[whimsy] branch master updated: Obsolete

sebb Wed, 08 Feb 2023 04:50:09 -0800

This is an automated email from the ASF dual-hosted git repository.

sebb pushed a commit to branch master
in repository https://gitbox.apache.org/repos/asf/whimsy.git



The following commit(s) were added to refs/heads/master by this push:
     new 8a440dcf Obsolete
8a440dcf is described below

commit 8a440dcfd83b6f884e2fd3bc25496e20ccd4de4d
Author: Sebb <[email protected]>
AuthorDate: Wed Feb 8 12:49:58 2023 +0000

    Obsolete
---
 secmail.py | 353 -------------------------------------------------------------
 1 file changed, 353 deletions(-)

diff --git a/secmail.py b/secmail.py
deleted file mode 100644
index 879d0da3..00000000
--- a/secmail.py
+++ /dev/null
@@ -1,353 +0,0 @@
-#!/usr/bin/python
-
-"""
-The purpose of this script is to find attachments to email messages that
-are sent to [email protected] and commit them into svn:documents/received.

• [Exercise set]:
1. Update the Whimsy commit notice from "The following commit(s)" through "changed, 353 deletions(-)", changing "Obsolete" to "Retired".
2. Write what comes next in the Whimsy commit notice that deletes secmail.py.

• [Information supplied]:

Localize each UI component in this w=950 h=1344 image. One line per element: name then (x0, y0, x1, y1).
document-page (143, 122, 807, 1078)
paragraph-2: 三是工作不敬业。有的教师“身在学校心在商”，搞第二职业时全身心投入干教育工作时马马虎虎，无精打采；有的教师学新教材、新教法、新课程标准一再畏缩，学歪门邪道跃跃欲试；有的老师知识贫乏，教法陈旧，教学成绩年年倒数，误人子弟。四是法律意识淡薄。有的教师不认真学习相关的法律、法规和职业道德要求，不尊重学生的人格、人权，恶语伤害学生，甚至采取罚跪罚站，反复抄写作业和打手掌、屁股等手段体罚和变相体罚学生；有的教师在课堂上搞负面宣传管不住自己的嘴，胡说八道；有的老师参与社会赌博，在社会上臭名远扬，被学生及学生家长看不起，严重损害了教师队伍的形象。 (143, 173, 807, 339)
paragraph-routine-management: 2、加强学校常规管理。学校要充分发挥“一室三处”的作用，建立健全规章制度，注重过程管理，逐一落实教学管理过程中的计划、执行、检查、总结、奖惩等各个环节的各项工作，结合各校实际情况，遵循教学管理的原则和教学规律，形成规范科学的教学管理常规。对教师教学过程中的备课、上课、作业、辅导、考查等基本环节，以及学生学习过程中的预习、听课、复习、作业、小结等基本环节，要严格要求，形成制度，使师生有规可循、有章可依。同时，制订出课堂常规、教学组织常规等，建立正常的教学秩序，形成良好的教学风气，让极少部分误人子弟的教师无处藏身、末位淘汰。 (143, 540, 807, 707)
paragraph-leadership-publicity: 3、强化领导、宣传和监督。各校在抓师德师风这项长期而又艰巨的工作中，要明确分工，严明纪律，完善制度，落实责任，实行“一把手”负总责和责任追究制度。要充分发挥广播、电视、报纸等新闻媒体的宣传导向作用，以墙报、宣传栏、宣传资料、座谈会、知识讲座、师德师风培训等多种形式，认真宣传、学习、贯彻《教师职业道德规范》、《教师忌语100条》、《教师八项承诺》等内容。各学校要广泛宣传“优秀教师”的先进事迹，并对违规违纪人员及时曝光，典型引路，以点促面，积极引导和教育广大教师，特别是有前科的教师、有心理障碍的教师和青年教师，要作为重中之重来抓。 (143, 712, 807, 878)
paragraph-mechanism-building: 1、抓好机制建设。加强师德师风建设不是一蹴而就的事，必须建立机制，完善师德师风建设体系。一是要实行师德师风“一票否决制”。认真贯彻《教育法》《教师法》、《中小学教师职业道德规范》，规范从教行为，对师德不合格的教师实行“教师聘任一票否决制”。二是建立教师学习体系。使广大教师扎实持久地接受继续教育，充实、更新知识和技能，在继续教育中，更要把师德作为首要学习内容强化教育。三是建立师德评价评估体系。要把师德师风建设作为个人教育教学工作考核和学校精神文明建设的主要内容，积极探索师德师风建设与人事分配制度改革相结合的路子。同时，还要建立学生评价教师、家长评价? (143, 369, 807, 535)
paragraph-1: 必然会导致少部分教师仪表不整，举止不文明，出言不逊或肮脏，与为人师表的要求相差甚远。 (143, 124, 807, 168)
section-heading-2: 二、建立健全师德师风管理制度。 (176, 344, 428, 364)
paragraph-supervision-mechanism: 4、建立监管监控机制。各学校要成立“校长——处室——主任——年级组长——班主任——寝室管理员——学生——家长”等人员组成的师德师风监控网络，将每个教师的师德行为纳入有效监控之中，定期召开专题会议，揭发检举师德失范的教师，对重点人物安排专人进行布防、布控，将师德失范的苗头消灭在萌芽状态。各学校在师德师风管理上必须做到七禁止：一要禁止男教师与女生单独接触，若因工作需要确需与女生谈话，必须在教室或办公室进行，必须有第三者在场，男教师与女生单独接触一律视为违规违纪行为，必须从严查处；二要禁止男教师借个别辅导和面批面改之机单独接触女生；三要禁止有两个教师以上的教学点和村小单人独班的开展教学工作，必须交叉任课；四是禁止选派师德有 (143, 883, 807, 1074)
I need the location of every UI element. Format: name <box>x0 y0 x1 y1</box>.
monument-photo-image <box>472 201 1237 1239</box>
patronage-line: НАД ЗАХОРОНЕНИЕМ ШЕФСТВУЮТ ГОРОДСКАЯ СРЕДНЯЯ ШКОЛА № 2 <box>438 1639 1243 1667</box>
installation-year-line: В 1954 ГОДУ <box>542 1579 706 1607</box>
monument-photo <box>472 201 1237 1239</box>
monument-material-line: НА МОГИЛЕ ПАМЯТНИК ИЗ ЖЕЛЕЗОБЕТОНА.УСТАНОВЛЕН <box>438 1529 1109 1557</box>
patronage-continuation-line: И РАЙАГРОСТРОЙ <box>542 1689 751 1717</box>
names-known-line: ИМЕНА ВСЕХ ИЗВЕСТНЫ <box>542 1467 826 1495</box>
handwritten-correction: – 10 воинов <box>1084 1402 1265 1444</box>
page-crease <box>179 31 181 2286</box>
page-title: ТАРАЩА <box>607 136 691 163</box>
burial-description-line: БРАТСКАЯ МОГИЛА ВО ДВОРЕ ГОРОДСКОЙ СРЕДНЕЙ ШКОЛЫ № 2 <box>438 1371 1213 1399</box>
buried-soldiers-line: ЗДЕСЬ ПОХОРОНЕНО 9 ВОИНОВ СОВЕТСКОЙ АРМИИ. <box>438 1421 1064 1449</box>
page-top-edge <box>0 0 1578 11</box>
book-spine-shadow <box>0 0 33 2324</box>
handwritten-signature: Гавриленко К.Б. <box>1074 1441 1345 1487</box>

• [Answers provided]:
1.
The following commit(s) were added to refs/heads/master by this push:
     new 8a440dcf Retired
8a440dcf is described below

commit 8a440dcfd83b6f884e2fd3bc25496e20ccd4de4d
Author: Sebb <[email protected]>
AuthorDate: Wed Feb 8 12:49:58 2023 +0000

    Retired
---
 secmail.py | 353 -------------------------------------------------------------
 1 file changed, 353 deletions(-)

2.
-
-This task is made more difficult by the fact that email often uses payloads
-for reasons other than attachments, from time to time we get spam, some
-people routinely pgp sign all of their emails, and others use pgp signatures
-to sign forms.
-
-Deciding what to commit is therefore, necessarily, a bit of heuristics.  When
-in doubt, the intent here is to err on the side of committing more than is
-necessary than to miss an email.
-
-Examples of heurisitics:
- * Images less than 10K bytes tend to be decorations for HTML formatted
-   spam emails, and are not likely to be scanned forms.
- * text/plain email that contain a PGP signature and the ASF fax number
-   are likely to be signed forms.
-"""
-
-import email
-import gzip
-import mailbox
-import rfc822
-import mimetypes
-import os
-from datetime import datetime
-from email.header import decode_header
-from glob import glob
-import re
-from subprocess import Popen, PIPE
-from threading import Thread
-import commands
-import getpass
-
-try:
-  from hashlib import md5
-except ImportError:
-  from md5 import new as md5
-
-# attachment types which generally are not saved.
-skip = ['multipart/alternative', 'multipart/related', 'multipart/mixed',
-        'message/delivery-status', 'text/plain', 'text/html']
-
-# attachment file names which always are saved, even if they come in
-# with one of the 'skip' mime types.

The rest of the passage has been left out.